Work instructions:
Each line with the word "text" must appear in the answer, copied from the records.
• • •
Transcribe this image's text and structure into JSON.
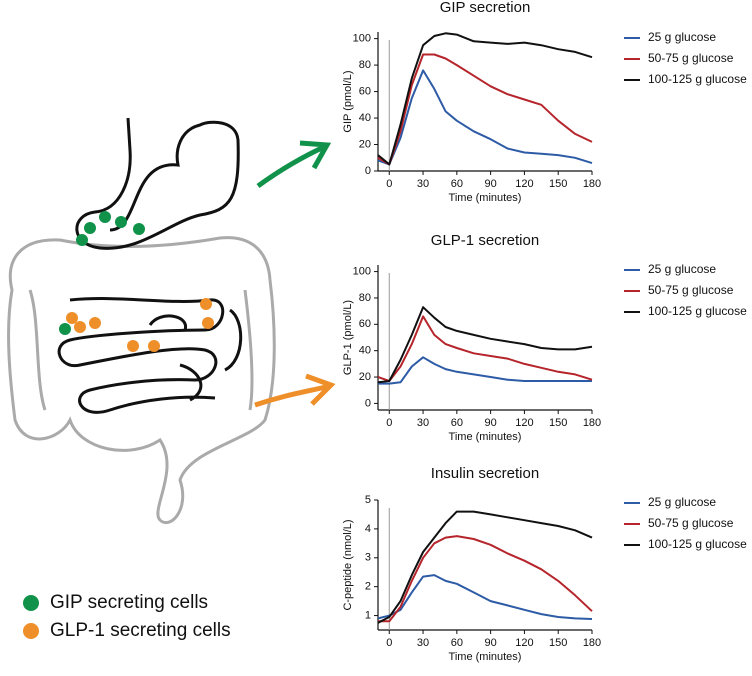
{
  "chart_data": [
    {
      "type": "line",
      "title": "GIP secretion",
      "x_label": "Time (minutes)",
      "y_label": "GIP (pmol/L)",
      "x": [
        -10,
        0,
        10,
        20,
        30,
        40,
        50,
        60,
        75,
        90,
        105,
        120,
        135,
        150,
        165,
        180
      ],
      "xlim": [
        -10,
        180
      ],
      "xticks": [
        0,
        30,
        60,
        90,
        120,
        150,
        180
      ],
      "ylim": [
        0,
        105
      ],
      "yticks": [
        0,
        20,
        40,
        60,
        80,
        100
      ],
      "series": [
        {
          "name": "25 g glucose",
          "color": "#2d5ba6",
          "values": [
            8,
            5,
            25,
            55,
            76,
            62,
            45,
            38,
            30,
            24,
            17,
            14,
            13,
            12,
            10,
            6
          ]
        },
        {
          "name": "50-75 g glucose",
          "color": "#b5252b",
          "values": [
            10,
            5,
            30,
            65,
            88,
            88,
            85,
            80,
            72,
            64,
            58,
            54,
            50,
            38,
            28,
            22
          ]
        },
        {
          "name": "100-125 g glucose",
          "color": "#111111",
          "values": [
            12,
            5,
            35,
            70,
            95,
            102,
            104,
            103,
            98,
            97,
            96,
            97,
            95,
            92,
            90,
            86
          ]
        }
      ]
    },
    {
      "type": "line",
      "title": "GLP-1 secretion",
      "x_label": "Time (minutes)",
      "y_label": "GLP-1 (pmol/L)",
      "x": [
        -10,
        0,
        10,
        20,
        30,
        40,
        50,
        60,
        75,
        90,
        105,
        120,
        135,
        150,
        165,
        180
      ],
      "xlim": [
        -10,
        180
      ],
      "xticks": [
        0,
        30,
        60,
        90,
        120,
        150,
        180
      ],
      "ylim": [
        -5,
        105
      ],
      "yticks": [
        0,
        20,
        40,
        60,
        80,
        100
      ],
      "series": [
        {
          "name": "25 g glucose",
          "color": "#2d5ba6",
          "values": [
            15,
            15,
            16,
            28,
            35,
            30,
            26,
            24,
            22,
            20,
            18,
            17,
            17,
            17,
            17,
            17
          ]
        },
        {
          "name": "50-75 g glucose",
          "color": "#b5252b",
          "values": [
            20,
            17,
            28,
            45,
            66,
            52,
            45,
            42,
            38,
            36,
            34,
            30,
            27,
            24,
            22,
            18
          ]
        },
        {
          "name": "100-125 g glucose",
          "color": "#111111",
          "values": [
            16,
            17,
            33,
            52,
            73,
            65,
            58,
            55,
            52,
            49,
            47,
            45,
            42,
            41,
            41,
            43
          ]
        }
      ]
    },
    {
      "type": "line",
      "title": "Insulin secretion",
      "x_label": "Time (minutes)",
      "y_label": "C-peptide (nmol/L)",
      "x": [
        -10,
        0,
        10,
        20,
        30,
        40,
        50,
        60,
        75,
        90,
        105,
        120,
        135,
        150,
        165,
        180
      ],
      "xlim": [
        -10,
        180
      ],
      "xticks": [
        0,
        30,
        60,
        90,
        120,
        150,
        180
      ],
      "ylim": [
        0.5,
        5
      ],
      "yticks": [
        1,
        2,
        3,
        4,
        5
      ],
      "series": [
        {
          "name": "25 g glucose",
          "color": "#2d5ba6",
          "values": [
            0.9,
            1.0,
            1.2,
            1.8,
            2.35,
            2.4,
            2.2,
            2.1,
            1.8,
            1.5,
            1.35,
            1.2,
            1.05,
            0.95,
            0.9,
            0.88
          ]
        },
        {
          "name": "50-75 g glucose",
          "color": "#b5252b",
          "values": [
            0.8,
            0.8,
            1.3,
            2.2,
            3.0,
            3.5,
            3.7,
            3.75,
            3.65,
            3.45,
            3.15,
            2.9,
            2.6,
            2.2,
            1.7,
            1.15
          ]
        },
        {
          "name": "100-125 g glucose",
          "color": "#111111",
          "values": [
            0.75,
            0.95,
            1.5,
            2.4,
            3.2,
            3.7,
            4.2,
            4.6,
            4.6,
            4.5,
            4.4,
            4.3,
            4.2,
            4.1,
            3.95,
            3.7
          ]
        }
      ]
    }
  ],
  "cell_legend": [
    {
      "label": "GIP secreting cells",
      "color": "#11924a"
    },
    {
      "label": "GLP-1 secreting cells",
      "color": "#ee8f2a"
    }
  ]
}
• • •
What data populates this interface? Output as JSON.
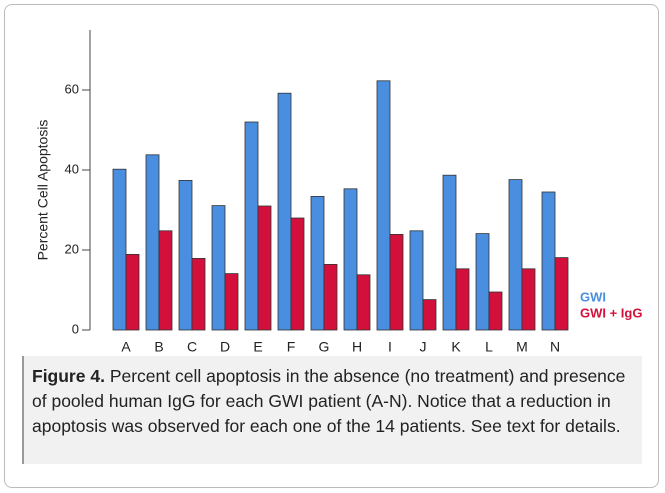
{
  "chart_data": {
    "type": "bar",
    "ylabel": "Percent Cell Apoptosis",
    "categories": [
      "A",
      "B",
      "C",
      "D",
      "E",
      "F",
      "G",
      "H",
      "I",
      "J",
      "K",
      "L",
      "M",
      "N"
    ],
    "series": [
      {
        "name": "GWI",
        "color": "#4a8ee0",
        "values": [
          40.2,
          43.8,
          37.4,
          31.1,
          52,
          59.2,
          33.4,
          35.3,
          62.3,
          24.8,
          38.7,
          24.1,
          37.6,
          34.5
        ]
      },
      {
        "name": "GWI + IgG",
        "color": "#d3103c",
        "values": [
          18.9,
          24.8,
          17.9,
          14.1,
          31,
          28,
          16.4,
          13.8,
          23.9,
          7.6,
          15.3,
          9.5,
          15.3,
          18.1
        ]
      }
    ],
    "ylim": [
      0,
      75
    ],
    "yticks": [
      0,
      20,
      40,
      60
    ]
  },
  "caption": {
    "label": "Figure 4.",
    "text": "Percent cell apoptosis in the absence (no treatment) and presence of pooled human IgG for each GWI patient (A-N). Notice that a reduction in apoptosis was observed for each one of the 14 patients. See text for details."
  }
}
• • •
Result:
Transcribe this image's text and structure into JSON.
    "text": "Percent cell apoptosis in the absence (no treatment) and presence of pooled human IgG for each GWI patient (A-N). Notice that a reduction in apoptosis was observed for each one of the 14 patients. See text for details."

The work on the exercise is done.